Data extracted from a collection:
>>>
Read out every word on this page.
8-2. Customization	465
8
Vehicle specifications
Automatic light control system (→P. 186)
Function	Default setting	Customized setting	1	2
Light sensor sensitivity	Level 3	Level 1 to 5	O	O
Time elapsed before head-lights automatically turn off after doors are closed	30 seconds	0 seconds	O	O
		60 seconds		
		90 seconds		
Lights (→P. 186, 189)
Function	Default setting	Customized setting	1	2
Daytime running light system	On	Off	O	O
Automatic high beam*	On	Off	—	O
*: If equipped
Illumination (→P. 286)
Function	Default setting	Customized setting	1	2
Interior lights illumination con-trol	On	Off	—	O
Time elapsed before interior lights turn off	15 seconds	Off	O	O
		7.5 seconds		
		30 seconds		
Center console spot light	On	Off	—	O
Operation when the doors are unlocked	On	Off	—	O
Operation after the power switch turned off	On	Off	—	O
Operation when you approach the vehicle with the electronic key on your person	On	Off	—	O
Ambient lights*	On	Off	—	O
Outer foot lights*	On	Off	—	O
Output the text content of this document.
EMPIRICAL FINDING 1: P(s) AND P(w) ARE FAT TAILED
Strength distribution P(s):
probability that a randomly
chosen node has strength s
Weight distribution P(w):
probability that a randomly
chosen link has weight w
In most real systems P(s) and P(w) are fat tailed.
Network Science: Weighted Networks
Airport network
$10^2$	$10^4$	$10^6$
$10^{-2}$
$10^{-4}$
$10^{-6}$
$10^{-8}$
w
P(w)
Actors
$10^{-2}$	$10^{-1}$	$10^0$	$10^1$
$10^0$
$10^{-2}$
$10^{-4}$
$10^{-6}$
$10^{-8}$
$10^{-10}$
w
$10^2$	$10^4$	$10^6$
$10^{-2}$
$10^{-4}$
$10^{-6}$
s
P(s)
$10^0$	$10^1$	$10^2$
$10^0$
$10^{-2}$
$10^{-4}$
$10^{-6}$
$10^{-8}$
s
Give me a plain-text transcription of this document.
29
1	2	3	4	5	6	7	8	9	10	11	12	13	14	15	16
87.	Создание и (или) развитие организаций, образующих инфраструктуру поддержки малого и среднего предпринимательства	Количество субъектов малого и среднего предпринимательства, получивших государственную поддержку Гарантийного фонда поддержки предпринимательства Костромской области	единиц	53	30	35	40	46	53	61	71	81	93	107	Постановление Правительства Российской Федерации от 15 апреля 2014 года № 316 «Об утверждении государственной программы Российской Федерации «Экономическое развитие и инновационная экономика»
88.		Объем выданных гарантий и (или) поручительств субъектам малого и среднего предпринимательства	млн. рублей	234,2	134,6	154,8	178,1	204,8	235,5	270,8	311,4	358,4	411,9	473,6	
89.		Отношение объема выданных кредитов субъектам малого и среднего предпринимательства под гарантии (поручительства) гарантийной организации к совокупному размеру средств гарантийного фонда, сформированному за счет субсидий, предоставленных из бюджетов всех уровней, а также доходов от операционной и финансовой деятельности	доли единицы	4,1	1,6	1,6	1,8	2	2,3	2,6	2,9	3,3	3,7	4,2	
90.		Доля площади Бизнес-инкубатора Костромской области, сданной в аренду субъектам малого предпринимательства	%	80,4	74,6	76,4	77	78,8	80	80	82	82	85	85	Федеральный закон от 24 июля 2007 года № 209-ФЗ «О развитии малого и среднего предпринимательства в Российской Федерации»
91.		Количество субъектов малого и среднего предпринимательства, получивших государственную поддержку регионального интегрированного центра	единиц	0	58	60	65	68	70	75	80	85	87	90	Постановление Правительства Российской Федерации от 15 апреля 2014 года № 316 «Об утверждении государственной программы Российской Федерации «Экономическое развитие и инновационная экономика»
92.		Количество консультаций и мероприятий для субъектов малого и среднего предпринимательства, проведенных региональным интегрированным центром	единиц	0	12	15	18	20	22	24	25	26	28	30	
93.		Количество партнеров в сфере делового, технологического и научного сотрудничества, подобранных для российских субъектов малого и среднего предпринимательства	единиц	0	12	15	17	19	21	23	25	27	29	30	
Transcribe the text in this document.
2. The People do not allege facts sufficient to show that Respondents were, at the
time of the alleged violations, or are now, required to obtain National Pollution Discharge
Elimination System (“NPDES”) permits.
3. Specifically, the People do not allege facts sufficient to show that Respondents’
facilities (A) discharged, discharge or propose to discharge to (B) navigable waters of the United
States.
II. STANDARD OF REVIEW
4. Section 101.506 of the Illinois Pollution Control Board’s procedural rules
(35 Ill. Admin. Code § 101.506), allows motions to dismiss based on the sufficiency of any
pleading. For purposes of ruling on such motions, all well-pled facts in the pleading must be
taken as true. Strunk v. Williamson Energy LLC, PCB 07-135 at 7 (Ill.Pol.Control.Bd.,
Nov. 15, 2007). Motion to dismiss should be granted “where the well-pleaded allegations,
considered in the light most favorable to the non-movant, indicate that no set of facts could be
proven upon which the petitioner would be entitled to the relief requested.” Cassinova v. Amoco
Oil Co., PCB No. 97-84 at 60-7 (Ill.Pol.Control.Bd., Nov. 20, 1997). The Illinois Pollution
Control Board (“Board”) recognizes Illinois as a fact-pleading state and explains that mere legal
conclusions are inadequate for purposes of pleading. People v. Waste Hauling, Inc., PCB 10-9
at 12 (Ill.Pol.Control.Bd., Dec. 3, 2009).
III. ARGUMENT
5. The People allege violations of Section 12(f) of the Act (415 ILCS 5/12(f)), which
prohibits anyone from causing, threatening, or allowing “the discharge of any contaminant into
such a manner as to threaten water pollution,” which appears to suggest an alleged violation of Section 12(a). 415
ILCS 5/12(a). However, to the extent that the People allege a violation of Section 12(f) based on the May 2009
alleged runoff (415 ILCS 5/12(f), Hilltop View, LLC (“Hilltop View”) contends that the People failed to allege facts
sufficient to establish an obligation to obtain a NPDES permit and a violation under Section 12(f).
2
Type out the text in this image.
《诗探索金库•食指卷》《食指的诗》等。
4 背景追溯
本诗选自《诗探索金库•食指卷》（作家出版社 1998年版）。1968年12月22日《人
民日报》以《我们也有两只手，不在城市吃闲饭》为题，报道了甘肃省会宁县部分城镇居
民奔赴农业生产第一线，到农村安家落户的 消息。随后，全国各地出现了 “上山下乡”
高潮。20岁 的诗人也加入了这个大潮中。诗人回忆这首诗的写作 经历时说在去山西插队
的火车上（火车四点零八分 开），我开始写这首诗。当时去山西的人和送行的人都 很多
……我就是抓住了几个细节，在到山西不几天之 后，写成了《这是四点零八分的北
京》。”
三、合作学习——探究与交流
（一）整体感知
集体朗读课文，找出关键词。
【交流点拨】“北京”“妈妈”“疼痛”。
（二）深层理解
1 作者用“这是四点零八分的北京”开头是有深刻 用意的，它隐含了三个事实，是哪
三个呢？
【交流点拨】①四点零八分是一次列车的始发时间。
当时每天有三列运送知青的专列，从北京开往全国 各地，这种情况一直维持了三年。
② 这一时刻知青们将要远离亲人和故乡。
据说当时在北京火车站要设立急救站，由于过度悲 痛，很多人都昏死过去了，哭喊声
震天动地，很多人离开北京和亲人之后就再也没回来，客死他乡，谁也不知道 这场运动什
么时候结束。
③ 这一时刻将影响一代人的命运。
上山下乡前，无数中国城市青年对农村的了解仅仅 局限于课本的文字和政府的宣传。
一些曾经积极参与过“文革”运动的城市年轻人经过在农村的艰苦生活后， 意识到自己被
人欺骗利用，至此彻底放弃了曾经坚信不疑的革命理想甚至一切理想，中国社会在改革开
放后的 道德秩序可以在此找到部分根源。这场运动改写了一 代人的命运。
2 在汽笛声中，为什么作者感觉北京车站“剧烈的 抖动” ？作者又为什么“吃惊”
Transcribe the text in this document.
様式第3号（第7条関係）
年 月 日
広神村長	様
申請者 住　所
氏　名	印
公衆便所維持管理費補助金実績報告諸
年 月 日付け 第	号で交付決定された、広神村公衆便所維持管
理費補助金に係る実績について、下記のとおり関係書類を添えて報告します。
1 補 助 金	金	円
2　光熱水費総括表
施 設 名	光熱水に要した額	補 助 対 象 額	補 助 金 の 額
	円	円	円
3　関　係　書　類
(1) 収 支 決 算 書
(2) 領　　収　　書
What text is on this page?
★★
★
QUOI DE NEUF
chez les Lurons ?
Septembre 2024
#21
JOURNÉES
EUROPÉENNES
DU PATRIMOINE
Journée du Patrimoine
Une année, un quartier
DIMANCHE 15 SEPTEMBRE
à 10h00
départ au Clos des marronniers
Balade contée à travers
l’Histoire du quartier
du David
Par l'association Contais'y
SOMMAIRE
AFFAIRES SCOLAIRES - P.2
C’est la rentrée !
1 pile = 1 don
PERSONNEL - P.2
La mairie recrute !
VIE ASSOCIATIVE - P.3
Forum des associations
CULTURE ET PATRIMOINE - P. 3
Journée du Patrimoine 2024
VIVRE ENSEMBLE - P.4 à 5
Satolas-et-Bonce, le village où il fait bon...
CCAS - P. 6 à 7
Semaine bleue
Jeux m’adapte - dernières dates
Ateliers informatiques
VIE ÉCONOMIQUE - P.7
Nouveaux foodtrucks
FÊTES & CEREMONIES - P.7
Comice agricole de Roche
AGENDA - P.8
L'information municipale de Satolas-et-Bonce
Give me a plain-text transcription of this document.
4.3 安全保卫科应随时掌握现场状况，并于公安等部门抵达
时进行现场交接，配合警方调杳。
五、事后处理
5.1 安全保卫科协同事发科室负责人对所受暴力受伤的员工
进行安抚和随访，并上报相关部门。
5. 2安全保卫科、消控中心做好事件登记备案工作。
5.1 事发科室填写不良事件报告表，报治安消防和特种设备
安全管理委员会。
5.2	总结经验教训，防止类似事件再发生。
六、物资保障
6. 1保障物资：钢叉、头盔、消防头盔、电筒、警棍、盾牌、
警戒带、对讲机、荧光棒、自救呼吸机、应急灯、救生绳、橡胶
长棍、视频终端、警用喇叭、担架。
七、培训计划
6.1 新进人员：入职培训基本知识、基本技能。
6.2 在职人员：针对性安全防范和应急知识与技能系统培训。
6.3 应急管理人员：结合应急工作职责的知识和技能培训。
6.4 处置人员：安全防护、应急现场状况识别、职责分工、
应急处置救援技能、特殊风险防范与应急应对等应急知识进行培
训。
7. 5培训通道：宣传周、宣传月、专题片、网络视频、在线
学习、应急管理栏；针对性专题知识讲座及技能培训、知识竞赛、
<<<
SET TASK: Where a line in the material above holds "Respondents", copy that line.

SOLUTION FOR THIS TASK:
2. The People do not allege facts sufficient to show that Respondents were, at the
3. Specifically, the People do not allege facts sufficient to show that Respondents’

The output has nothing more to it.